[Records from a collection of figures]
>>>>
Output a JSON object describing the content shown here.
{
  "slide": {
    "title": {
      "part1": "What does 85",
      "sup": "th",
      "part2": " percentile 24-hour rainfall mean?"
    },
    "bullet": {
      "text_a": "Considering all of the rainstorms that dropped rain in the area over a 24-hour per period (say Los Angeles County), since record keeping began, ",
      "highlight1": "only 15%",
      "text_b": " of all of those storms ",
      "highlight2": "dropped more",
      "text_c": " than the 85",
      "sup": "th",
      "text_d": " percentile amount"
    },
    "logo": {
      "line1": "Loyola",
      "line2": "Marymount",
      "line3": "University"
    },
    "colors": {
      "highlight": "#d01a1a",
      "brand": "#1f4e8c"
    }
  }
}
<<<<
Exercise task:
Write out the full listing exactly as given.

Result of this exercise:
Output a JSON object describing the content shown here.
{
  "slide": {
    "title": {
      "part1": "What does 85",
      "sup": "th",
      "part2": " percentile 24-hour rainfall mean?"
    },
    "bullet": {
      "text_a": "Considering all of the rainstorms that dropped rain in the area over a 24-hour per period (say Los Angeles County), since record keeping began, ",
      "highlight1": "only 15%",
      "text_b": " of all of those storms ",
      "highlight2": "dropped more",
      "text_c": " than the 85",
      "sup": "th",
      "text_d": " percentile amount"
    },
    "logo": {
      "line1": "Loyola",
      "line2": "Marymount",
      "line3": "University"
    },
    "colors": {
      "highlight": "#d01a1a",
      "brand": "#1f4e8c"
    }
  }
}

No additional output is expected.